### Lesetext

Betrachtet man die Übereinstimmungen aller drei Synoptiker etwas näher, so fällt auf, dass das Markusevangelium immer in der Mitte zwischen dem Matthäus- und dem Lukasevangelium steht, das bedeutet: fast der gesamte Bestand des Markusevangeliums findet sich entweder im Matthäus- und im Lukasevangelium oder in einem von beiden: Das Matthäusevangelium bietet 90 % und das des Lukas 55 % des Markusstoffes.

Markinisches „Sondergut“

Statistische Betrachtung

Reihenfolge der Perikopen

Nur drei Perikopen (Mk 4,26–29 Das Gleichnis von der selbstwachsenden Saat; 7,31–37 Die Heilung eines Taubstummen; 8,22–26 Die Heilung des Blinden von Bethsaida) und drei kurze Texte (Mk 3,20 f. Jesu Verwandte halten ihn für verrückt; 9,49 Das Salzen mit Feuer; 14,51 f. Das Fliehen des Jünglings) finden sich in keinem von beiden.

Nach Versen gezählt bedeutet das: Von den 609 Versen des Markusevangeliums haben nur ca. 30 kein Äquivalent bei den beiden ► Seitenreferenten. Oder bezogen auf die Wörter: Von den 11 078 Wörtern des Markus begegnen bei Matthäus 8555, bei Lukas 6737. Nach einer etwas anderen Zählung der gemeinsamen Abschnitte benutzt Matthäus 7678 und Lukas 7040 Wörter von den 10 650 des Markusevangeliums, oder bezogen auf die Reihenfolge der Perikopen: Die Evangelien des Matthäus und Lukas stimmen in der Reihenfolge immer dann überein, wenn sie mit Markus übereinstimmen. Wenn sie von Markus in der Reihenfolge abweichen, stimmen sie auch untereinander nicht überein. Die Abweichungen beziehen sich im übrigen nur auf die erste Hälfte des Markusevangeliums, denn ab Mk 6,7 gibt es zwischen dem Evangelium des Matthäus, dem des Markus und dem des Lukas in der Reihenfolge praktisch keine Abweichungen. Zwar gibt es vor allem im Werk des Lukas erhebliche Auslassungen von Markus-Stoff (Mk 6,45–8,26 = sog. große Lücke) und auch große Einschübe (Lk 9,51–18,14 = sog. große Einschaltung, ohne Parallelen bei Markus oder Matthäus), aber diese Einschübe oder Auslassungen haben keine Umstellungen von Markus-Stoff zur Folge, wie man sich an den Perikopen-Übersichten in den Synopsen leicht verdeutlichen kann (vgl. z. B. Vollständige Synopse der Evangelien, 303 ff.). Insgesamt weicht das Matthäusevangelium überhaupt nur in 12 Fällen von der Reihenfolge des Markus ab, und auch bei Lukas liegen nur ganz wenige Abweichungen von der Markus-Reihenfolge vor: Die Reihenfolge von Mk 3,7–12 und 3,13–19 ist bei Lukas vertauscht, die Berufung der Zwölf, die bei Markus auf den Sammelbericht von den Heilungen folgt, geht diesem bei Lukas voraus. Ebenso verfährt Lukas mit der Geschichte von Jesu Verwandten (Mk 3,31–34). Diese geht bei Lukas nicht wie bei Markus dem Gleichniskapitel (Mk 4,1–25) voran, sondern folgt diesem. In 4,41 hat Lukas Mk 1,34 und 3,11 f. miteinander verbunden. Bei den Perikopen Mk 1,16–20 (vgl. Lk 5,1–11) und 6,1–6 (vgl. Lk 4,16–30) dürfte es sich dagegen nicht um eine Änderung der Reihenfolge handeln, da Lukas hier einer anderen Tradition folgt.

### Aufgabe
Übersetzen Sie den folgenden Satz aus dem Text über die synoptischen Evangelien ins Englische: „Die Abweichungen beziehen sich im übrigen nur auf die erste Hälfte des Markusevangeliums, denn ab Mk 6,7 gibt es zwischen dem Evangelium des Matthäus, dem des Markus und dem des Lukas in der Reihenfolge praktisch keine Abweichungen.“

### Ausgewählte Einträge
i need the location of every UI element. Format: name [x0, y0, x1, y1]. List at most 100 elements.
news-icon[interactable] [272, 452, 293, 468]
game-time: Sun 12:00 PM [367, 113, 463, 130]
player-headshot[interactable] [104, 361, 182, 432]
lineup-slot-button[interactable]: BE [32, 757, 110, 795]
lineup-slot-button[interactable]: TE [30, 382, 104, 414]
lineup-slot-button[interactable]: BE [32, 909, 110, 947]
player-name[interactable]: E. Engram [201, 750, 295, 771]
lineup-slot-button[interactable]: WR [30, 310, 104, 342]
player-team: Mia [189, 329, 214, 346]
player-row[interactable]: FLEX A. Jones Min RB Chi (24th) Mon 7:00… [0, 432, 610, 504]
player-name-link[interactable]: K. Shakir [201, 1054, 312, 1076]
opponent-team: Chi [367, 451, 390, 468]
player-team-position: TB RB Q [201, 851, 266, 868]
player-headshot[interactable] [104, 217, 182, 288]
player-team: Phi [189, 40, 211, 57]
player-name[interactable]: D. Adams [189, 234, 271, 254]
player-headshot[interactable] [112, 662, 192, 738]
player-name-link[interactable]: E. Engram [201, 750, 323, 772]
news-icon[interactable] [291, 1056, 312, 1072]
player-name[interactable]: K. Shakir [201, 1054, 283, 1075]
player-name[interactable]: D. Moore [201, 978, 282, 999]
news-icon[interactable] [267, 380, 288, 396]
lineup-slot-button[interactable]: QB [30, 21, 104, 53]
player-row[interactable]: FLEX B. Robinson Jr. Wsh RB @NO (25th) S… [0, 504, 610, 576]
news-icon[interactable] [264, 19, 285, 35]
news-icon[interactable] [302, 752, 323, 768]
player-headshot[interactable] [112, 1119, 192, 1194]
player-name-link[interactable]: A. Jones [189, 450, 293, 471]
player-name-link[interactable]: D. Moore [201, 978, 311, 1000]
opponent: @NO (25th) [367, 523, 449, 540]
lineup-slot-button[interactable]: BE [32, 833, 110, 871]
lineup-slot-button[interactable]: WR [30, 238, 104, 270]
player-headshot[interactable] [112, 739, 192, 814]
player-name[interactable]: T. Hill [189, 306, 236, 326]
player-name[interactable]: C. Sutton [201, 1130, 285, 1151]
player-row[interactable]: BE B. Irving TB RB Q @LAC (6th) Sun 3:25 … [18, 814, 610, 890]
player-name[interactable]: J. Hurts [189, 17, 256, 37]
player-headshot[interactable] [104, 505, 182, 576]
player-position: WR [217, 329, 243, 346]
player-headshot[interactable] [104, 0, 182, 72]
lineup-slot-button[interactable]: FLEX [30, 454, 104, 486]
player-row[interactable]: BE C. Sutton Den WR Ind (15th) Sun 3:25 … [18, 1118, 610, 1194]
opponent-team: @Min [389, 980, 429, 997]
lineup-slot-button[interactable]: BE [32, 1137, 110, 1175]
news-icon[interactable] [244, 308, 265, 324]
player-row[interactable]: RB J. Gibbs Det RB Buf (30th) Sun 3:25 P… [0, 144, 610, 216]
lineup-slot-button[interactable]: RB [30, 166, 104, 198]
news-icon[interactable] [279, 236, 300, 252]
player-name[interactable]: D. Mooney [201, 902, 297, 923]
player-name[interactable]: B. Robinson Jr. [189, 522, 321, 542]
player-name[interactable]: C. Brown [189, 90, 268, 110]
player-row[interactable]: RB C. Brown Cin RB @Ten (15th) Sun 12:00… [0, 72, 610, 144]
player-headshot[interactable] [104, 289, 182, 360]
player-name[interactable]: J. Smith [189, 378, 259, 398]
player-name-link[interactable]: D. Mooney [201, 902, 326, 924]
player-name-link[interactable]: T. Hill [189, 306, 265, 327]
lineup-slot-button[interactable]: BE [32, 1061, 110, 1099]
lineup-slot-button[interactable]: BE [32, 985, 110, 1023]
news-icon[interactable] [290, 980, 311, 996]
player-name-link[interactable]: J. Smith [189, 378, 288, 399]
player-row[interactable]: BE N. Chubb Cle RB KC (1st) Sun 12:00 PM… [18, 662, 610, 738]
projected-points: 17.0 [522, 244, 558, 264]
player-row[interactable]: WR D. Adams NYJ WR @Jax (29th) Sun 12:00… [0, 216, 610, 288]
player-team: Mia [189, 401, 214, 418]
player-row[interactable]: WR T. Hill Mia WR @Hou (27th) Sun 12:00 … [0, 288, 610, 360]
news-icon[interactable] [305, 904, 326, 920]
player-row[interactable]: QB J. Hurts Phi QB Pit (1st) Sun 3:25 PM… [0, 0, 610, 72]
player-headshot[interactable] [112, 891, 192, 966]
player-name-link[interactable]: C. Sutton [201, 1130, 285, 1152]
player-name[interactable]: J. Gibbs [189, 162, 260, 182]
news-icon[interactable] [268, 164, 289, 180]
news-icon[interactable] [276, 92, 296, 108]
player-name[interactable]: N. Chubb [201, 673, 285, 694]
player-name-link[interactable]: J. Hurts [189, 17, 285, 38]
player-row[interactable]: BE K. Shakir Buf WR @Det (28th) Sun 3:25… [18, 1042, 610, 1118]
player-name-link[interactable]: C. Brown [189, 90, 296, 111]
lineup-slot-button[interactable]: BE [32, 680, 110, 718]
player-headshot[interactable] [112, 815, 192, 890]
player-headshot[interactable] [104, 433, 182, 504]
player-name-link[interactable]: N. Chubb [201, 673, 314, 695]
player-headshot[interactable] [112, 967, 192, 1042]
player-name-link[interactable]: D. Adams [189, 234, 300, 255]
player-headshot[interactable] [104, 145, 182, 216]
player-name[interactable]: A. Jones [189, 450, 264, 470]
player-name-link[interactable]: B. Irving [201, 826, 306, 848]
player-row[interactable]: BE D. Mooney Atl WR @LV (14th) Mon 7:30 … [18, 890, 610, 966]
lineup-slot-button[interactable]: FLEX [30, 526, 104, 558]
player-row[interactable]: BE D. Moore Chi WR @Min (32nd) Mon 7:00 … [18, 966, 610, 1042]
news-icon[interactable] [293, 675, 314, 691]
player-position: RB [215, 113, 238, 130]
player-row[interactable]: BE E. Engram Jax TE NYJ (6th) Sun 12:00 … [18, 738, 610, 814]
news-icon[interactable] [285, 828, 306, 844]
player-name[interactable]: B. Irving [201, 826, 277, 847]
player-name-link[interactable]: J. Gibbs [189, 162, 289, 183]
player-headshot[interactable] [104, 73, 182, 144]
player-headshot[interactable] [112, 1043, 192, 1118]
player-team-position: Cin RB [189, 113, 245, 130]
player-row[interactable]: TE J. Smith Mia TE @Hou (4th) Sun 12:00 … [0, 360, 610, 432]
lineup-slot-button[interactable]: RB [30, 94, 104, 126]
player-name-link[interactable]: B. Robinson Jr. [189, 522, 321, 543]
---
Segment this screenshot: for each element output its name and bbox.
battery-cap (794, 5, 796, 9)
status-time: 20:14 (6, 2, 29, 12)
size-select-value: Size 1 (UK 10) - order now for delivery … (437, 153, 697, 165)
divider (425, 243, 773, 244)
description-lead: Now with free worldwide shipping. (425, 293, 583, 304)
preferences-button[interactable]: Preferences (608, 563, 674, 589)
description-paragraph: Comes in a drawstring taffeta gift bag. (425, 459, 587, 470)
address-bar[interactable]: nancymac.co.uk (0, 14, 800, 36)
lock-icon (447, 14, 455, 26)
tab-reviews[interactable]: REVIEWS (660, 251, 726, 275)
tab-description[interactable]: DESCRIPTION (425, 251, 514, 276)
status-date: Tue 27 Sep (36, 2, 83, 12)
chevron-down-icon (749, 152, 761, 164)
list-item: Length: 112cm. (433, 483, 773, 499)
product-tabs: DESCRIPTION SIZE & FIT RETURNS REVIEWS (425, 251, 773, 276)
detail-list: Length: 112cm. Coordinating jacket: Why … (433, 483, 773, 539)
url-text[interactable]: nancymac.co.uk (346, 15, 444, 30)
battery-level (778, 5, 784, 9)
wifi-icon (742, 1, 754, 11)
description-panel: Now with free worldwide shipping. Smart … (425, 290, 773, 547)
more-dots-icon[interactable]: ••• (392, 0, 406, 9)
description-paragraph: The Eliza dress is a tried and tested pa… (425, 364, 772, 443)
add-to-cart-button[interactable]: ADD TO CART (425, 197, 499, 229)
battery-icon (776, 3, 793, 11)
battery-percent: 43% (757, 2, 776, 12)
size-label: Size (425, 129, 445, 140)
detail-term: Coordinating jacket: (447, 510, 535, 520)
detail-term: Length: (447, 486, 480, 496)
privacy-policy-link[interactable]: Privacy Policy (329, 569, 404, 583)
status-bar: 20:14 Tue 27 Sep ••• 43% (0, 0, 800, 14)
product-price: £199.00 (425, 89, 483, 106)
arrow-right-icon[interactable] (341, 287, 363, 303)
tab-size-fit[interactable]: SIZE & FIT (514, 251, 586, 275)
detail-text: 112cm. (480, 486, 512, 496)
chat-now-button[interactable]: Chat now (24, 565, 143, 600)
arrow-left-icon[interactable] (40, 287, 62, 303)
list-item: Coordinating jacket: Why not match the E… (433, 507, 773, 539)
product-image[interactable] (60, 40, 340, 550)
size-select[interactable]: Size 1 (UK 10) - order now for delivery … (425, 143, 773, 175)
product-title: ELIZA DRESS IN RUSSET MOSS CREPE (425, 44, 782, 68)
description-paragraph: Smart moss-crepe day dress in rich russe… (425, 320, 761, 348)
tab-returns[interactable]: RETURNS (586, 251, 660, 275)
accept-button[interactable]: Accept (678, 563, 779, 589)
---
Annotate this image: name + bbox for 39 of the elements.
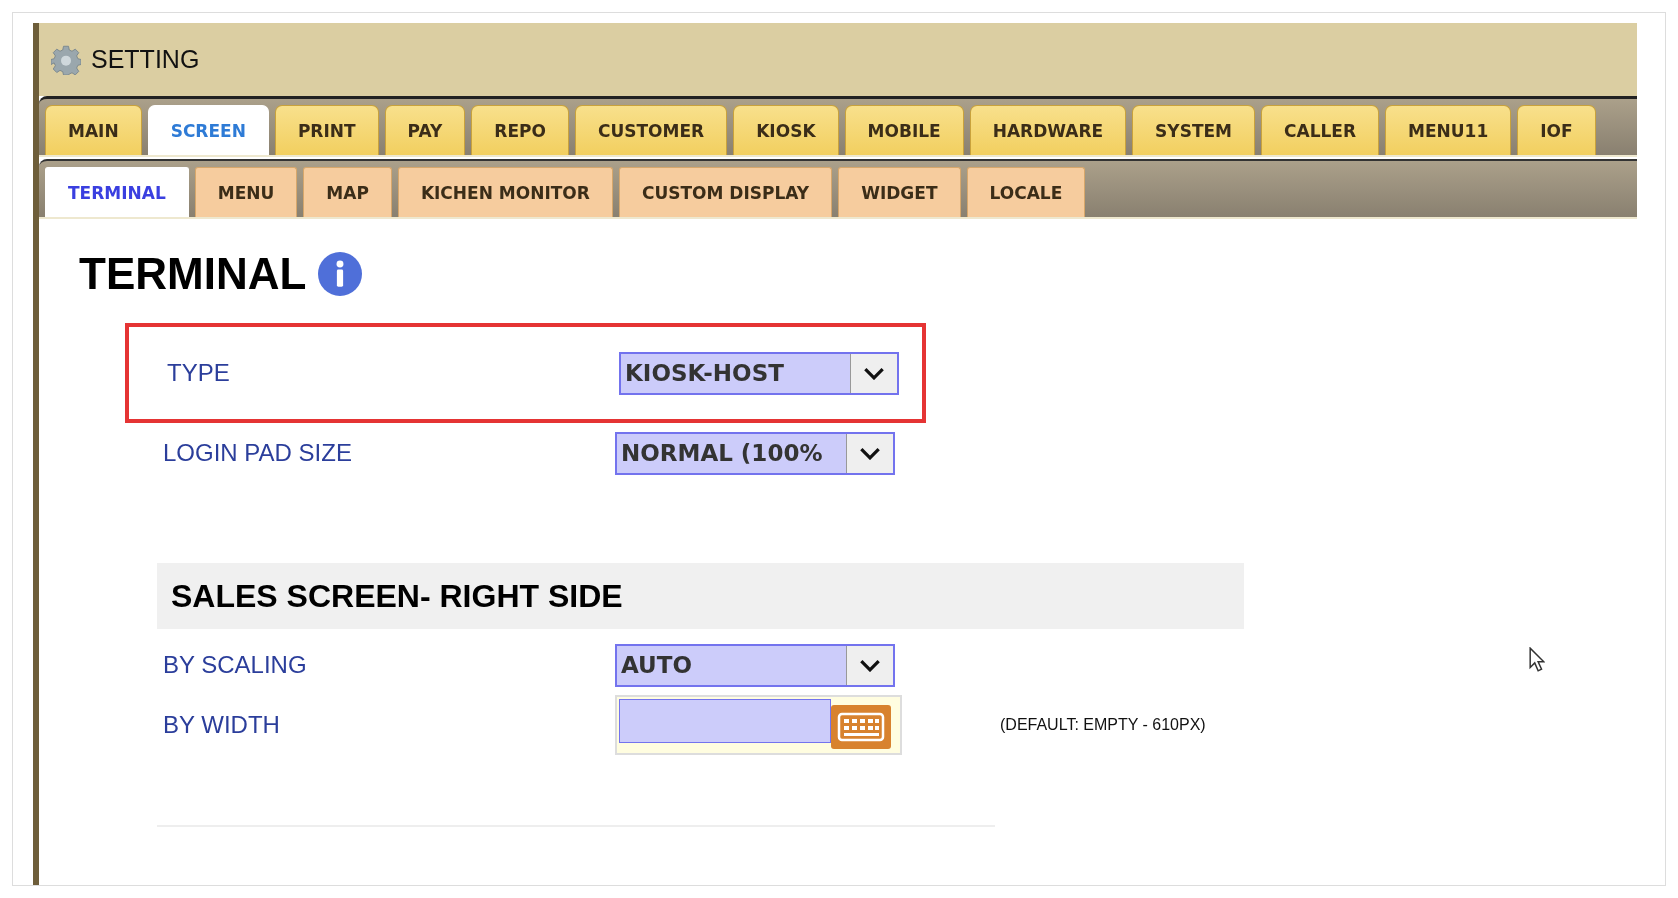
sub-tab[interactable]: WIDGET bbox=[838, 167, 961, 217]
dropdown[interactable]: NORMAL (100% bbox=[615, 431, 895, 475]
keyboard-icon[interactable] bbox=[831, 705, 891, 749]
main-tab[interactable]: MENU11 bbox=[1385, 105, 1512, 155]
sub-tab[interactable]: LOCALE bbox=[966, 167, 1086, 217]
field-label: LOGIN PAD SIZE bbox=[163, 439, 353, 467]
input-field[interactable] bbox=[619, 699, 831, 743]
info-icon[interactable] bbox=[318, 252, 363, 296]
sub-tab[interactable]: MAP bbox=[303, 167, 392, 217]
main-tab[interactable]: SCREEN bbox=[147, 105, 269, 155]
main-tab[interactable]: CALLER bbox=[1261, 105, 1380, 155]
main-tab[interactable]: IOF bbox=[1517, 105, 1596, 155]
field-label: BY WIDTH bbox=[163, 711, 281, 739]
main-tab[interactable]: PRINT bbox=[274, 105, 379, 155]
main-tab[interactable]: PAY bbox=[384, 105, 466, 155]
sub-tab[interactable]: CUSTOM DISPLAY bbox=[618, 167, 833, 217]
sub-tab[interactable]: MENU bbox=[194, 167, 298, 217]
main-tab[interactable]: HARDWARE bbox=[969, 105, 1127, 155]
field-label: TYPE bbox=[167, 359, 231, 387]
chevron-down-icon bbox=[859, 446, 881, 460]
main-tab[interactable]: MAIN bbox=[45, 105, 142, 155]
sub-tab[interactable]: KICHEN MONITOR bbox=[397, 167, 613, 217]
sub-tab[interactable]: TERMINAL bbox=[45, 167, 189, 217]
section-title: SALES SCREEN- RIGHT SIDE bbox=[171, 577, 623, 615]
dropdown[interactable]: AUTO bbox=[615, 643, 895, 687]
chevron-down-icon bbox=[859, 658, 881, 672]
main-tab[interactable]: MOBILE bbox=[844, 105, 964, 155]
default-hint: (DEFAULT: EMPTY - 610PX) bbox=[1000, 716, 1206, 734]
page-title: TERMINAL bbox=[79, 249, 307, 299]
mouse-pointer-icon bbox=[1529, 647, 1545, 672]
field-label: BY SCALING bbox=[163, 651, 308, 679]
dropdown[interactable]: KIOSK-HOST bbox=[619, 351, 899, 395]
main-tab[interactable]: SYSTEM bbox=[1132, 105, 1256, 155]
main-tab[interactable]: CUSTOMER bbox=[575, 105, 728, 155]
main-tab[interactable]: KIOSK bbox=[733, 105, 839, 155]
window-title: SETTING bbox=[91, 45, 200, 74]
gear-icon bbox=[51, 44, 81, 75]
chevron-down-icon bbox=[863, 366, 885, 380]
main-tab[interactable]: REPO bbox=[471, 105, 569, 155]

### Lösung
Incidentally, the deviations concern only the first half of the Gospel of Mark, for from Mk 6:7 onward there are practically no deviations in order between the Gospel of Matthew, that of Mark, and that of Luke.